§ Data rows:
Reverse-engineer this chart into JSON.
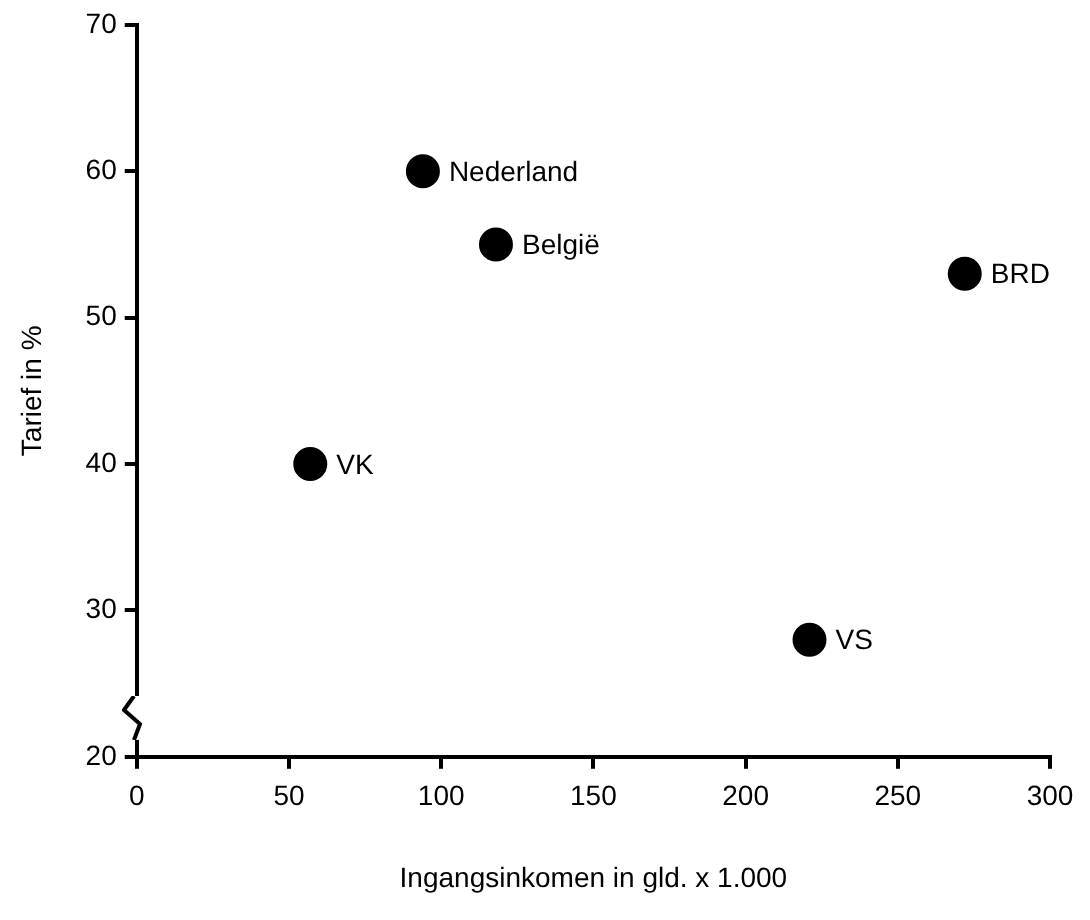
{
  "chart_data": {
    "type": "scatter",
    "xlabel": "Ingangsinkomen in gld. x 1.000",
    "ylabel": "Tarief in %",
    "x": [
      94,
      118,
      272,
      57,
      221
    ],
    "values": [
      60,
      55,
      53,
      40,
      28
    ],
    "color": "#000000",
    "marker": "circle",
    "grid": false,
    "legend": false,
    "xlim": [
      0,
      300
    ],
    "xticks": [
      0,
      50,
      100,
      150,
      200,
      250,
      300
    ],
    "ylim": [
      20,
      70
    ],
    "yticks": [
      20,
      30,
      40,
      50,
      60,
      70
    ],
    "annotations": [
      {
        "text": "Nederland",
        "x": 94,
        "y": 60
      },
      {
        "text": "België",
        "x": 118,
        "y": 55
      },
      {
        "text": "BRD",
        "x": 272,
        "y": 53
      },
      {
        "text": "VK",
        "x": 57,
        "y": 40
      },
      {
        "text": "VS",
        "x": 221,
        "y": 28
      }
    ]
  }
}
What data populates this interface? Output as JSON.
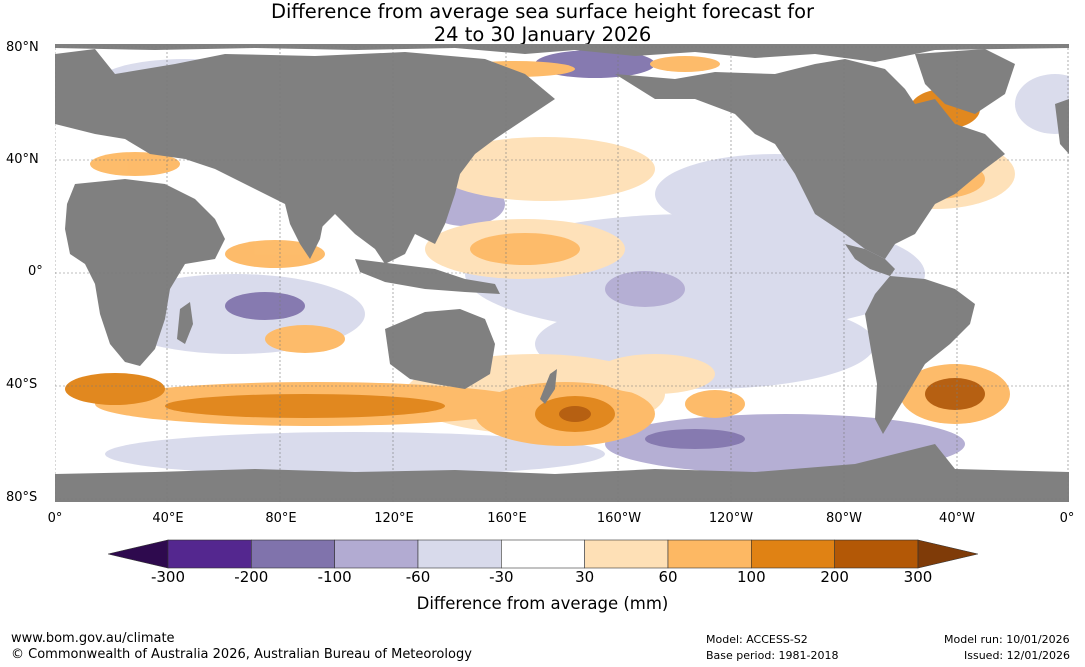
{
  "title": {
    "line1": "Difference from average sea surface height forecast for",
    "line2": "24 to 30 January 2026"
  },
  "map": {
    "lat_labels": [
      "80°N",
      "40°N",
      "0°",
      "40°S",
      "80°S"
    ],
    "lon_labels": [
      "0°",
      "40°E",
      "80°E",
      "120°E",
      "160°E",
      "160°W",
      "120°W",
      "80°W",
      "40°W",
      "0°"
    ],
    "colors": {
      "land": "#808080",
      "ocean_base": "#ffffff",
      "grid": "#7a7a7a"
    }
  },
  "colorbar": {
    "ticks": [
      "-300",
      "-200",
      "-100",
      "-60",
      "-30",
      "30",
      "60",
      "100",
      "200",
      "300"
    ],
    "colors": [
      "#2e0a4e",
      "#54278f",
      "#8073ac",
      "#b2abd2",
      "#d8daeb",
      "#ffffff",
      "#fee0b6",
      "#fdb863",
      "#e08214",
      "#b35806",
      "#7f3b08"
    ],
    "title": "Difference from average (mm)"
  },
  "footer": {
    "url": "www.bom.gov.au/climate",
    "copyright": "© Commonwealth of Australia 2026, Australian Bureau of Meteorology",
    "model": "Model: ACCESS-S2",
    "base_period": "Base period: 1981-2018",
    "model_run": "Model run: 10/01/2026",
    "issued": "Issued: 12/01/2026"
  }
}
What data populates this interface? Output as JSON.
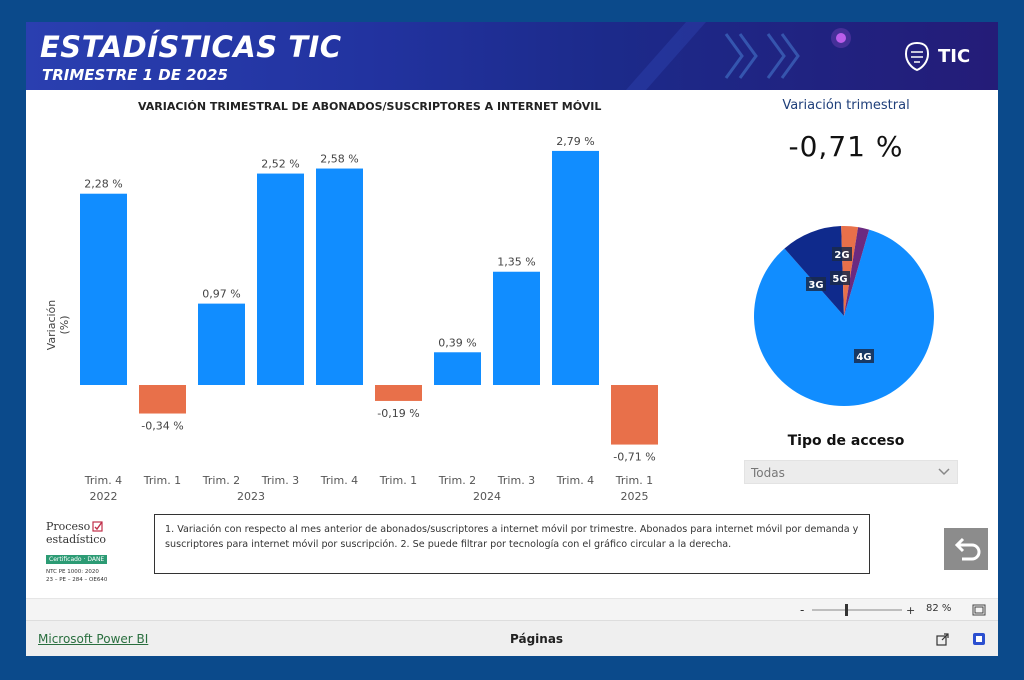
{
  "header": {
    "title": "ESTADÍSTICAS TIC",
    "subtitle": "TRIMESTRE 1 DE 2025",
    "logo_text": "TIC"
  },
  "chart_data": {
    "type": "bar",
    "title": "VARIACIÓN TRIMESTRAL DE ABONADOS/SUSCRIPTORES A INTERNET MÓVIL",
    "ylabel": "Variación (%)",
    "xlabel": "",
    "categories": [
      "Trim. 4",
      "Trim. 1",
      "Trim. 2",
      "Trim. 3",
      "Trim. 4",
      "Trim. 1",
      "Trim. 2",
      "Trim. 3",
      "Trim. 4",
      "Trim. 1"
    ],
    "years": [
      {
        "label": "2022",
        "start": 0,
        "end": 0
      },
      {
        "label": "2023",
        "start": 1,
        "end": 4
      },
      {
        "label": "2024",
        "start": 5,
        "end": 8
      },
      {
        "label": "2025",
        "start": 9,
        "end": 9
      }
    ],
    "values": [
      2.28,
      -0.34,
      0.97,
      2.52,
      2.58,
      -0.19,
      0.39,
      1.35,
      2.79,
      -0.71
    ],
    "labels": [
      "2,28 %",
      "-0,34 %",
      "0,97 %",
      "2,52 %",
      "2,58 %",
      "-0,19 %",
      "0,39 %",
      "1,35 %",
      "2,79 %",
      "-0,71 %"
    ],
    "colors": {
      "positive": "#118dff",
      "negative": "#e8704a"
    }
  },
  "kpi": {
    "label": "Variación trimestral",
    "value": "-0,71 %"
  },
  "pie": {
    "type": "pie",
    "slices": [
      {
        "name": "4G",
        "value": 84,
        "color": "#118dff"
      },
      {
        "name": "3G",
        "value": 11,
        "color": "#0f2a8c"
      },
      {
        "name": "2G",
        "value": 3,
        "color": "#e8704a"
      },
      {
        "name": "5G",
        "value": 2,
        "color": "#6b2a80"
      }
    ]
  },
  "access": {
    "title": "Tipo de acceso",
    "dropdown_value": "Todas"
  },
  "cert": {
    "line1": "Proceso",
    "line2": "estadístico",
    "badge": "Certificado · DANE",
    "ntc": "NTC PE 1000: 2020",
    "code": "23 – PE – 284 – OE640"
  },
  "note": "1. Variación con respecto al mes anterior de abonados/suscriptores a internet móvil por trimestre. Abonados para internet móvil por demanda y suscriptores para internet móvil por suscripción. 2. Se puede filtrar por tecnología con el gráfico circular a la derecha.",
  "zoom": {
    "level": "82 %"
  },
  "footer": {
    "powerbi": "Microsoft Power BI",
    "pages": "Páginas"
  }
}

§ Exercise aim: Above are the records; copy every line in them that holds the word "from".

§ Correct answer:
    "line1": "Difference from average sea surface height forecast for",
    "title": "Difference from average (mm)"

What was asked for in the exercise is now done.